■ What you should do ■
Filter the records, keeping every line that has the string "screenshot".
-------
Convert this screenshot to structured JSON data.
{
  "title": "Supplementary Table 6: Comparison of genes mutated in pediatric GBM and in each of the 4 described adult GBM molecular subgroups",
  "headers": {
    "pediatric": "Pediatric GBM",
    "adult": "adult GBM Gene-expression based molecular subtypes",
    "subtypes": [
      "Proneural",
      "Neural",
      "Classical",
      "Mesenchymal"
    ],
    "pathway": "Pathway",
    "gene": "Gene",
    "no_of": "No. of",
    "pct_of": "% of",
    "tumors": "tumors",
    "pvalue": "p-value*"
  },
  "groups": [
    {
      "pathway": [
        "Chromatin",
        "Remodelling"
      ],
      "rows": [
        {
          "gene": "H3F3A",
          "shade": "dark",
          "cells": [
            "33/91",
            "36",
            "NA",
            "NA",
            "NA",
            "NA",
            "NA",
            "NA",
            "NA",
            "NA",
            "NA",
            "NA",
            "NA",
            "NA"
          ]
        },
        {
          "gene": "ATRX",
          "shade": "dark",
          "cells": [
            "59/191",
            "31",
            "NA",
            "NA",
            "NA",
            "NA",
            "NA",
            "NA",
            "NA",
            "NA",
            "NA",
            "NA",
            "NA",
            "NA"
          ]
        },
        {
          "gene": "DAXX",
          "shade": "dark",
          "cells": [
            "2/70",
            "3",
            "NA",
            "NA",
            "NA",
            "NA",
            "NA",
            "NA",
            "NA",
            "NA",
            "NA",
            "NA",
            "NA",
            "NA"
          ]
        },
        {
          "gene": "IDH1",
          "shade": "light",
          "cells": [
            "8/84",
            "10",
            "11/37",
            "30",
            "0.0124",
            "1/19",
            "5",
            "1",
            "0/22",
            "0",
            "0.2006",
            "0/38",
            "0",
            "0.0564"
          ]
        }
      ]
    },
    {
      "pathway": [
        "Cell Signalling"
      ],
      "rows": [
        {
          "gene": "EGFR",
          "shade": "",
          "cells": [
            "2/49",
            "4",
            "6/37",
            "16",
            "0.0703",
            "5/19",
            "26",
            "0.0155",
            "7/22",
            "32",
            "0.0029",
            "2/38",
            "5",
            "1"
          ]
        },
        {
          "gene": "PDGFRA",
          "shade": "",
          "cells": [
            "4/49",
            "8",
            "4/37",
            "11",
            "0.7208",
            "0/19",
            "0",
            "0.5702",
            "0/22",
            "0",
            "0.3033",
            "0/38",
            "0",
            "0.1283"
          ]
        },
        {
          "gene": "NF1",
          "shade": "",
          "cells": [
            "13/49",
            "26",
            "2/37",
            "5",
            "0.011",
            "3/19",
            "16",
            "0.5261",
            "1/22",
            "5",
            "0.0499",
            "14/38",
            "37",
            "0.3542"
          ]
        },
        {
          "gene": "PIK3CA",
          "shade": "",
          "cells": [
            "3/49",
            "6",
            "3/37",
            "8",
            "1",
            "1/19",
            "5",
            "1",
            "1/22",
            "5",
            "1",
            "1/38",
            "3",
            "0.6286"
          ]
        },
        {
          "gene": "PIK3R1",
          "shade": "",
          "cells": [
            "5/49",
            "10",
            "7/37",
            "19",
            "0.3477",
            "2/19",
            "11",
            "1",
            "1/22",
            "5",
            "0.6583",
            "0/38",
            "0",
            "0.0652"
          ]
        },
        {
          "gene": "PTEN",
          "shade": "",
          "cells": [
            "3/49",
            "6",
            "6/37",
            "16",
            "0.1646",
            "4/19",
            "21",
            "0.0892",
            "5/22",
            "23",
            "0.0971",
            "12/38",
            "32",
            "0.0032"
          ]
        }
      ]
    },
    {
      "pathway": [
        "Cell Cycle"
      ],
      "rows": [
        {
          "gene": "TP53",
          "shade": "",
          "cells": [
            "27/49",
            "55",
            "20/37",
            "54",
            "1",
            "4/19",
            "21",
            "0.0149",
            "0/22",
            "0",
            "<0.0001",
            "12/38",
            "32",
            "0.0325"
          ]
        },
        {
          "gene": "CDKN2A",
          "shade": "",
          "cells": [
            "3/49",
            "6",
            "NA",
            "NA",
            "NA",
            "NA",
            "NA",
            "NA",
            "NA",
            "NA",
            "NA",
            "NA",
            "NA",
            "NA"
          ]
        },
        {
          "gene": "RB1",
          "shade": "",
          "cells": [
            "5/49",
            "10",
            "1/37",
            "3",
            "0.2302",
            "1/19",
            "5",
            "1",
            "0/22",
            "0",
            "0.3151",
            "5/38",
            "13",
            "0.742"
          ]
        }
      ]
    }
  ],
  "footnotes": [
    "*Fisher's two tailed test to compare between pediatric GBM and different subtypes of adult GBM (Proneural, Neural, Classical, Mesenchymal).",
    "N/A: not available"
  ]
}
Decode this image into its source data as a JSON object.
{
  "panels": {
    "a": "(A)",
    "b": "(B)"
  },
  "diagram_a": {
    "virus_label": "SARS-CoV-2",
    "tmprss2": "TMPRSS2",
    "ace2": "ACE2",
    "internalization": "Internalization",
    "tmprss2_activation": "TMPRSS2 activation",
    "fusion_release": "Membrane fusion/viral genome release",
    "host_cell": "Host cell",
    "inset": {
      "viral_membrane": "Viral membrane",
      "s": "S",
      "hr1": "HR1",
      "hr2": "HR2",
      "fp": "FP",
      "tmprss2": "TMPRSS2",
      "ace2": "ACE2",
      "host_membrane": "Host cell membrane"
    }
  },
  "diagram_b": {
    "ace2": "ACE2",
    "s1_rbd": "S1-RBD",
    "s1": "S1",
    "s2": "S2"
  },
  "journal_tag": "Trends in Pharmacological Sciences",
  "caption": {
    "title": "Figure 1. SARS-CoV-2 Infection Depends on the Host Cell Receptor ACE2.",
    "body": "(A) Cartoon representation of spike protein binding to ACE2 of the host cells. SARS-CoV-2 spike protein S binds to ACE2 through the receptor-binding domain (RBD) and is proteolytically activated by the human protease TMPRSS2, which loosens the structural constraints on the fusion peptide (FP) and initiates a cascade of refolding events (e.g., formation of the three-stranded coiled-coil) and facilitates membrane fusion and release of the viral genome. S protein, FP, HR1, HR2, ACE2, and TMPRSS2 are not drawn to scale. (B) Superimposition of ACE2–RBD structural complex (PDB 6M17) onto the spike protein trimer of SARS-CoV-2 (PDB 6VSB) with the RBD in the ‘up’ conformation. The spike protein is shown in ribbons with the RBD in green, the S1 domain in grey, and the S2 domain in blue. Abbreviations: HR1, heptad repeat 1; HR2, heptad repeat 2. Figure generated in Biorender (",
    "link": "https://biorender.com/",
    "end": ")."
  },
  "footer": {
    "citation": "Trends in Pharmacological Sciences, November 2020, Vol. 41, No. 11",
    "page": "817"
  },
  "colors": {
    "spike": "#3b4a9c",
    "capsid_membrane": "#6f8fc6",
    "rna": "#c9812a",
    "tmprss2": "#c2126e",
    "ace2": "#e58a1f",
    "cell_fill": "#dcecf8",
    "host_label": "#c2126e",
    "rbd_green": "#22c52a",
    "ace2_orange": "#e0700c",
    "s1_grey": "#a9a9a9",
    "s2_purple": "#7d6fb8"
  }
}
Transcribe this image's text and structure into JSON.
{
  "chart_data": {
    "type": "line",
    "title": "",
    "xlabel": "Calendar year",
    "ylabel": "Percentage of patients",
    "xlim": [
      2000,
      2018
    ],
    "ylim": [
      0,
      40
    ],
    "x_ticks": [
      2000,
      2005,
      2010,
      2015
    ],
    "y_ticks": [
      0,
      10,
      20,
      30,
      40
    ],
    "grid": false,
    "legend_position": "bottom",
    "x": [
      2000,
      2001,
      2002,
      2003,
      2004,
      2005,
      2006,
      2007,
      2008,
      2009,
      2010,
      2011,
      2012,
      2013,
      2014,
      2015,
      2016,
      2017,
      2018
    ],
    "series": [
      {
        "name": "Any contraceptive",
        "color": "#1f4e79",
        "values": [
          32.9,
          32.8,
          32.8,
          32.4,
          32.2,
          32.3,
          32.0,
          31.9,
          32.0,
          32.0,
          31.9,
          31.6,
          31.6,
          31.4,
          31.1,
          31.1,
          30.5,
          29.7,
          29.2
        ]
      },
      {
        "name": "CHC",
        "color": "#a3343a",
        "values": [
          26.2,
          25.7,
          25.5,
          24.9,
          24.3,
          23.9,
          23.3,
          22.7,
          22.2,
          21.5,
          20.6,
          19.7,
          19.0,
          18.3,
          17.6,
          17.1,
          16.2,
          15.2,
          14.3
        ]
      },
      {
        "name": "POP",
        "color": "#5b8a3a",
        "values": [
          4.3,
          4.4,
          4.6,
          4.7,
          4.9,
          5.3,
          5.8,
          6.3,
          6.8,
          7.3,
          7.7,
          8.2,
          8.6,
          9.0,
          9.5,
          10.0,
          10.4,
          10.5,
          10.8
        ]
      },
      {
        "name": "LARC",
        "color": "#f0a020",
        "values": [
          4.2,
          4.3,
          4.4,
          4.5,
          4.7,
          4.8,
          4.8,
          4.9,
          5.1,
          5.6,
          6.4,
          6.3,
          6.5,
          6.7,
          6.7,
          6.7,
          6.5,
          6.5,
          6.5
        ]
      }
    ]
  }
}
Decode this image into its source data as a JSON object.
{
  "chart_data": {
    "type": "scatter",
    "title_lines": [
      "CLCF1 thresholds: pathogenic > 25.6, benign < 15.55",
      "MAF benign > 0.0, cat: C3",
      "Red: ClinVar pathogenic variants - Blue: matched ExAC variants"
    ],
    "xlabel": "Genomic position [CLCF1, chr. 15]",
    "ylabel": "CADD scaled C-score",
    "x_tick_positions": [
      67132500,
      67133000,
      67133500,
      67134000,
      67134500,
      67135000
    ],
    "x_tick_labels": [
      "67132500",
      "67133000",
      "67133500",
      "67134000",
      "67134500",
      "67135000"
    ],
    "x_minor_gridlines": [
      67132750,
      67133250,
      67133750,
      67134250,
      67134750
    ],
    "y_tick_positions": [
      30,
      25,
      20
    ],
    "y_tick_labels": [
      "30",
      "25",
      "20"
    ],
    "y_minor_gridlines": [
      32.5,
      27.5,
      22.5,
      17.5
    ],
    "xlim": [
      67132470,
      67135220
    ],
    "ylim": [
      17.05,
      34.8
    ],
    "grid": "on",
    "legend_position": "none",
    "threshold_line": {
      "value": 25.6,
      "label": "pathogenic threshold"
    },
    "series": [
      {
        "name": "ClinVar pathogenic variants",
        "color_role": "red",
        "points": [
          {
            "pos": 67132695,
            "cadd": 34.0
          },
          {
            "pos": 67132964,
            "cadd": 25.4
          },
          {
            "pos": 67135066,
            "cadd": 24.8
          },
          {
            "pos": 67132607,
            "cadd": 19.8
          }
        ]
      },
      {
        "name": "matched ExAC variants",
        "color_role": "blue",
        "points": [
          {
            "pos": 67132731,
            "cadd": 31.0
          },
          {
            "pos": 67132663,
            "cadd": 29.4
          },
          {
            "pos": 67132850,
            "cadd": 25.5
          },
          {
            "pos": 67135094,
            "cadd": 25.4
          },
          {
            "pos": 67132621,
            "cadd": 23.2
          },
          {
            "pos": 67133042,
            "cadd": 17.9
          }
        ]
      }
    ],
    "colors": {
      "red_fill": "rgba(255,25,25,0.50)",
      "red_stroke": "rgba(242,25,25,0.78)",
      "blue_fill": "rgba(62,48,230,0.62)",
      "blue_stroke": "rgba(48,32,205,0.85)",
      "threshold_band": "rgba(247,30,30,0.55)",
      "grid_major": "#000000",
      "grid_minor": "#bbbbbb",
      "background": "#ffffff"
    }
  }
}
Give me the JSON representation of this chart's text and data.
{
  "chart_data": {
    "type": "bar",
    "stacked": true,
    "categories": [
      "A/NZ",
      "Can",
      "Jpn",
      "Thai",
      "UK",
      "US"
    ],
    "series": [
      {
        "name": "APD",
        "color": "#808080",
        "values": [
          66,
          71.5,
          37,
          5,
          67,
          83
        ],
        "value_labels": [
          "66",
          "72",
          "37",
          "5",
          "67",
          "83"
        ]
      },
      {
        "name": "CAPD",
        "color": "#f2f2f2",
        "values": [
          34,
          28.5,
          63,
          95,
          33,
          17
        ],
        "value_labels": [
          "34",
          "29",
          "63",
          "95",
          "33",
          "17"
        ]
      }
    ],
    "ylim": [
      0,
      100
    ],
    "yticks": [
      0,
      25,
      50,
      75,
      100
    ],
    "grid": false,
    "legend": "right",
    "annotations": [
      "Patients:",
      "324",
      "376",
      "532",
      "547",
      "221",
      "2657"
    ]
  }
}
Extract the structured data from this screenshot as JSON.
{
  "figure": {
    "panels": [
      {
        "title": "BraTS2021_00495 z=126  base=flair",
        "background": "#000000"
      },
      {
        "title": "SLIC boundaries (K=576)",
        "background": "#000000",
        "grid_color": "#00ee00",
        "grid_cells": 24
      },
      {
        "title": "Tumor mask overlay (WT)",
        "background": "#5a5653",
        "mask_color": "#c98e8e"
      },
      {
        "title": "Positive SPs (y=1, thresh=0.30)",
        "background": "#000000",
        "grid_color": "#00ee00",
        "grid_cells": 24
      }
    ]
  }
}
-------
■ Output for this exercise ■
Convert this screenshot to structured JSON data.
Extract the structured data from this screenshot as JSON.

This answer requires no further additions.